** START OF DATASET **

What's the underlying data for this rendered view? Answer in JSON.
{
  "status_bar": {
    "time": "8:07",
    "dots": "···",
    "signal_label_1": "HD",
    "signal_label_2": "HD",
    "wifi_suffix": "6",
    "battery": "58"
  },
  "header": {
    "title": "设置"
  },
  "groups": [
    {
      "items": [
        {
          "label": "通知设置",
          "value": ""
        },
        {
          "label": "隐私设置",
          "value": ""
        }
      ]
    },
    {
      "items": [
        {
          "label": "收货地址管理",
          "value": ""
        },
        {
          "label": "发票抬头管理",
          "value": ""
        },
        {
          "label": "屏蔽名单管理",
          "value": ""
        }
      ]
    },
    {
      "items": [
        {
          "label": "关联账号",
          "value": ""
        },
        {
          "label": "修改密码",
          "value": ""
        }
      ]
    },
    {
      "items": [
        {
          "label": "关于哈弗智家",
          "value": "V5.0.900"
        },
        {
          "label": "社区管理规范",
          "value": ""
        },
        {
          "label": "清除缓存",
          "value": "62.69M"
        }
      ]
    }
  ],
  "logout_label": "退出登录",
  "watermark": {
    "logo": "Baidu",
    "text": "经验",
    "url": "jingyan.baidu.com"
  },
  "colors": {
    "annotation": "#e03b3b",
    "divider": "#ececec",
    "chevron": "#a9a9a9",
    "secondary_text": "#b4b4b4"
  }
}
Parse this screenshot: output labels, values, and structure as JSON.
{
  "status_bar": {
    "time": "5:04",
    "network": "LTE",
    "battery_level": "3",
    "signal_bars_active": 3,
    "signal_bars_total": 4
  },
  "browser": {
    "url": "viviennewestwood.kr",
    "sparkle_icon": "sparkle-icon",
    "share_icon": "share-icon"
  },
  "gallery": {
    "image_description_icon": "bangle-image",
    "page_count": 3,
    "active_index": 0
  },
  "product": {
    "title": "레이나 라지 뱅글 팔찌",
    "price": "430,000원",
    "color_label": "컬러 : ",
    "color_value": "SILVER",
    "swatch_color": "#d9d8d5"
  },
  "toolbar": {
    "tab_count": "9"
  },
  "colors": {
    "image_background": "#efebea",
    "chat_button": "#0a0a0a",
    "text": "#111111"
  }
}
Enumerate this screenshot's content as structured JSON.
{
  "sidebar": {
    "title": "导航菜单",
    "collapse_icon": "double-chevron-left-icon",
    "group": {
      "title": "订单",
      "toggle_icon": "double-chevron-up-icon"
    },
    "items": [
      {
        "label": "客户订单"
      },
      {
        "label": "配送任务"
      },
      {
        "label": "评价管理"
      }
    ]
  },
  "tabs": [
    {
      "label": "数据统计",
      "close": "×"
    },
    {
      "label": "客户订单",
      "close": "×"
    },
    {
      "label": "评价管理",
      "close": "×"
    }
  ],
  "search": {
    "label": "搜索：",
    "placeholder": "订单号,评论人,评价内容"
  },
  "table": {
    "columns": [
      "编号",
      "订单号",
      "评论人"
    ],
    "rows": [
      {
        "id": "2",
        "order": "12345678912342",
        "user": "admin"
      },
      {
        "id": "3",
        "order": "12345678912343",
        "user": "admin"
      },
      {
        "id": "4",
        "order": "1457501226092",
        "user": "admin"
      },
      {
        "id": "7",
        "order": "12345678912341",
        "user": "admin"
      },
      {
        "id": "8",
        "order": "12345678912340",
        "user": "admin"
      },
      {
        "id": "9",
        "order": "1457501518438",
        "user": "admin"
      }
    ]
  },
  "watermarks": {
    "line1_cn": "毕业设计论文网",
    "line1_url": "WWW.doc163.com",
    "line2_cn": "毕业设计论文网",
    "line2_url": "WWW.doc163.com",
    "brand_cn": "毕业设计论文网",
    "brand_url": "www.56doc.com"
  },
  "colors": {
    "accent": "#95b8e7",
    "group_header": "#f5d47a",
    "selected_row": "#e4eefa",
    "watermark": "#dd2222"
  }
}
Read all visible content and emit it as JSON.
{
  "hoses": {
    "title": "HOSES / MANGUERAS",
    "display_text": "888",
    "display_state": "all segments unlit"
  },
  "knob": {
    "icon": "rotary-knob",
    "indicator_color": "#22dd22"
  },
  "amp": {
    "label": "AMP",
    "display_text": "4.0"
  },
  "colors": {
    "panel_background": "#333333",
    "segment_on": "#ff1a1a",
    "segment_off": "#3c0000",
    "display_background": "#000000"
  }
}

** END OF DATASET **

Reproduce the listing in full. Keep it exactly as written.

◆ TASK RESULT
What's the underlying data for this rendered view? Answer in JSON.
{
  "status_bar": {
    "time": "8:07",
    "dots": "···",
    "signal_label_1": "HD",
    "signal_label_2": "HD",
    "wifi_suffix": "6",
    "battery": "58"
  },
  "header": {
    "title": "设置"
  },
  "groups": [
    {
      "items": [
        {
          "label": "通知设置",
          "value": ""
        },
        {
          "label": "隐私设置",
          "value": ""
        }
      ]
    },
    {
      "items": [
        {
          "label": "收货地址管理",
          "value": ""
        },
        {
          "label": "发票抬头管理",
          "value": ""
        },
        {
          "label": "屏蔽名单管理",
          "value": ""
        }
      ]
    },
    {
      "items": [
        {
          "label": "关联账号",
          "value": ""
        },
        {
          "label": "修改密码",
          "value": ""
        }
      ]
    },
    {
      "items": [
        {
          "label": "关于哈弗智家",
          "value": "V5.0.900"
        },
        {
          "label": "社区管理规范",
          "value": ""
        },
        {
          "label": "清除缓存",
          "value": "62.69M"
        }
      ]
    }
  ],
  "logout_label": "退出登录",
  "watermark": {
    "logo": "Baidu",
    "text": "经验",
    "url": "jingyan.baidu.com"
  },
  "colors": {
    "annotation": "#e03b3b",
    "divider": "#ececec",
    "chevron": "#a9a9a9",
    "secondary_text": "#b4b4b4"
  }
}
Parse this screenshot: output labels, values, and structure as JSON.
{
  "status_bar": {
    "time": "5:04",
    "network": "LTE",
    "battery_level": "3",
    "signal_bars_active": 3,
    "signal_bars_total": 4
  },
  "browser": {
    "url": "viviennewestwood.kr",
    "sparkle_icon": "sparkle-icon",
    "share_icon": "share-icon"
  },
  "gallery": {
    "image_description_icon": "bangle-image",
    "page_count": 3,
    "active_index": 0
  },
  "product": {
    "title": "레이나 라지 뱅글 팔찌",
    "price": "430,000원",
    "color_label": "컬러 : ",
    "color_value": "SILVER",
    "swatch_color": "#d9d8d5"
  },
  "toolbar": {
    "tab_count": "9"
  },
  "colors": {
    "image_background": "#efebea",
    "chat_button": "#0a0a0a",
    "text": "#111111"
  }
}
Enumerate this screenshot's content as structured JSON.
{
  "sidebar": {
    "title": "导航菜单",
    "collapse_icon": "double-chevron-left-icon",
    "group": {
      "title": "订单",
      "toggle_icon": "double-chevron-up-icon"
    },
    "items": [
      {
        "label": "客户订单"
      },
      {
        "label": "配送任务"
      },
      {
        "label": "评价管理"
      }
    ]
  },
  "tabs": [
    {
      "label": "数据统计",
      "close": "×"
    },
    {
      "label": "客户订单",
      "close": "×"
    },
    {
      "label": "评价管理",
      "close": "×"
    }
  ],
  "search": {
    "label": "搜索：",
    "placeholder": "订单号,评论人,评价内容"
  },
  "table": {
    "columns": [
      "编号",
      "订单号",
      "评论人"
    ],
    "rows": [
      {
        "id": "2",
        "order": "12345678912342",
        "user": "admin"
      },
      {
        "id": "3",
        "order": "12345678912343",
        "user": "admin"
      },
      {
        "id": "4",
        "order": "1457501226092",
        "user": "admin"
      },
      {
        "id": "7",
        "order": "12345678912341",
        "user": "admin"
      },
      {
        "id": "8",
        "order": "12345678912340",
        "user": "admin"
      },
      {
        "id": "9",
        "order": "1457501518438",
        "user": "admin"
      }
    ]
  },
  "watermarks": {
    "line1_cn": "毕业设计论文网",
    "line1_url": "WWW.doc163.com",
    "line2_cn": "毕业设计论文网",
    "line2_url": "WWW.doc163.com",
    "brand_cn": "毕业设计论文网",
    "brand_url": "www.56doc.com"
  },
  "colors": {
    "accent": "#95b8e7",
    "group_header": "#f5d47a",
    "selected_row": "#e4eefa",
    "watermark": "#dd2222"
  }
}
Read all visible content and emit it as JSON.
{
  "hoses": {
    "title": "HOSES / MANGUERAS",
    "display_text": "888",
    "display_state": "all segments unlit"
  },
  "knob": {
    "icon": "rotary-knob",
    "indicator_color": "#22dd22"
  },
  "amp": {
    "label": "AMP",
    "display_text": "4.0"
  },
  "colors": {
    "panel_background": "#333333",
    "segment_on": "#ff1a1a",
    "segment_off": "#3c0000",
    "display_background": "#000000"
  }
}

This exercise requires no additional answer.